▶

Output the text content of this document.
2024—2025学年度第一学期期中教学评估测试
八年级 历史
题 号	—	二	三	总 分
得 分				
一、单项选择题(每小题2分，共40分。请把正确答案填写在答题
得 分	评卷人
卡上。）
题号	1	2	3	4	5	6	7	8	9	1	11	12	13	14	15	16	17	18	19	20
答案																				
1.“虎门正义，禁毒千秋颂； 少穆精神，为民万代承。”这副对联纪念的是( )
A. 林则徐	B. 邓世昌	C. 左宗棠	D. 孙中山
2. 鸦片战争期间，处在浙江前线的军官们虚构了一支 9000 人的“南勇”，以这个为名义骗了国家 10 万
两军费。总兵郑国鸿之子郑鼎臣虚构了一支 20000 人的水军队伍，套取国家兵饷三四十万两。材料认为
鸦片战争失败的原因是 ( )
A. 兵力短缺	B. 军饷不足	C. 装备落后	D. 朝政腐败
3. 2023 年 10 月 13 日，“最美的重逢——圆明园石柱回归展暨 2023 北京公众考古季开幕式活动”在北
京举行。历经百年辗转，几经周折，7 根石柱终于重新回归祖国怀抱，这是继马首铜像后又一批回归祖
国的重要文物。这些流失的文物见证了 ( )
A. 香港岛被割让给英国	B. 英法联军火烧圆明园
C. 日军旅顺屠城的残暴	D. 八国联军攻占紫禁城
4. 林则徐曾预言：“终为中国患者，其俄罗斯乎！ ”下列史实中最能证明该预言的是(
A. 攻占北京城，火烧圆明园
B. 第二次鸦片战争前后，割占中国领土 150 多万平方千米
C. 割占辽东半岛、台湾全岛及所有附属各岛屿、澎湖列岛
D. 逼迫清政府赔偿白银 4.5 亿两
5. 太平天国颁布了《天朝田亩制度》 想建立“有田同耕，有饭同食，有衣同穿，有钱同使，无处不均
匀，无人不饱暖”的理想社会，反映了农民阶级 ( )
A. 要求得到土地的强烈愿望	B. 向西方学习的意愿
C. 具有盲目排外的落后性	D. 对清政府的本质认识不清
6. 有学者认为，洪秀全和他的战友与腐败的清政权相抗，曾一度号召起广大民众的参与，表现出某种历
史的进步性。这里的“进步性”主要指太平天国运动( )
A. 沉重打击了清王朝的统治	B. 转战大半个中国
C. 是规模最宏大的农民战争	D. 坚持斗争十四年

◀

### [GOAL]
Working from the material above, retype it in its entirety without change.

### [OUTPUT FOR THIS EXERCISE]
Output the text content of this document.
2024—2025学年度第一学期期中教学评估测试
八年级 历史
题 号	—	二	三	总 分
得 分				
一、单项选择题(每小题2分，共40分。请把正确答案填写在答题
得 分	评卷人
卡上。）
题号	1	2	3	4	5	6	7	8	9	1	11	12	13	14	15	16	17	18	19	20
答案																				
1.“虎门正义，禁毒千秋颂； 少穆精神，为民万代承。”这副对联纪念的是( )
A. 林则徐	B. 邓世昌	C. 左宗棠	D. 孙中山
2. 鸦片战争期间，处在浙江前线的军官们虚构了一支 9000 人的“南勇”，以这个为名义骗了国家 10 万
两军费。总兵郑国鸿之子郑鼎臣虚构了一支 20000 人的水军队伍，套取国家兵饷三四十万两。材料认为
鸦片战争失败的原因是 ( )
A. 兵力短缺	B. 军饷不足	C. 装备落后	D. 朝政腐败
3. 2023 年 10 月 13 日，“最美的重逢——圆明园石柱回归展暨 2023 北京公众考古季开幕式活动”在北
京举行。历经百年辗转，几经周折，7 根石柱终于重新回归祖国怀抱，这是继马首铜像后又一批回归祖
国的重要文物。这些流失的文物见证了 ( )
A. 香港岛被割让给英国	B. 英法联军火烧圆明园
C. 日军旅顺屠城的残暴	D. 八国联军攻占紫禁城
4. 林则徐曾预言：“终为中国患者，其俄罗斯乎！ ”下列史实中最能证明该预言的是(
A. 攻占北京城，火烧圆明园
B. 第二次鸦片战争前后，割占中国领土 150 多万平方千米
C. 割占辽东半岛、台湾全岛及所有附属各岛屿、澎湖列岛
D. 逼迫清政府赔偿白银 4.5 亿两
5. 太平天国颁布了《天朝田亩制度》 想建立“有田同耕，有饭同食，有衣同穿，有钱同使，无处不均
匀，无人不饱暖”的理想社会，反映了农民阶级 ( )
A. 要求得到土地的强烈愿望	B. 向西方学习的意愿
C. 具有盲目排外的落后性	D. 对清政府的本质认识不清
6. 有学者认为，洪秀全和他的战友与腐败的清政权相抗，曾一度号召起广大民众的参与，表现出某种历
史的进步性。这里的“进步性”主要指太平天国运动( )
A. 沉重打击了清王朝的统治	B. 转战大半个中国
C. 是规模最宏大的农民战争	D. 坚持斗争十四年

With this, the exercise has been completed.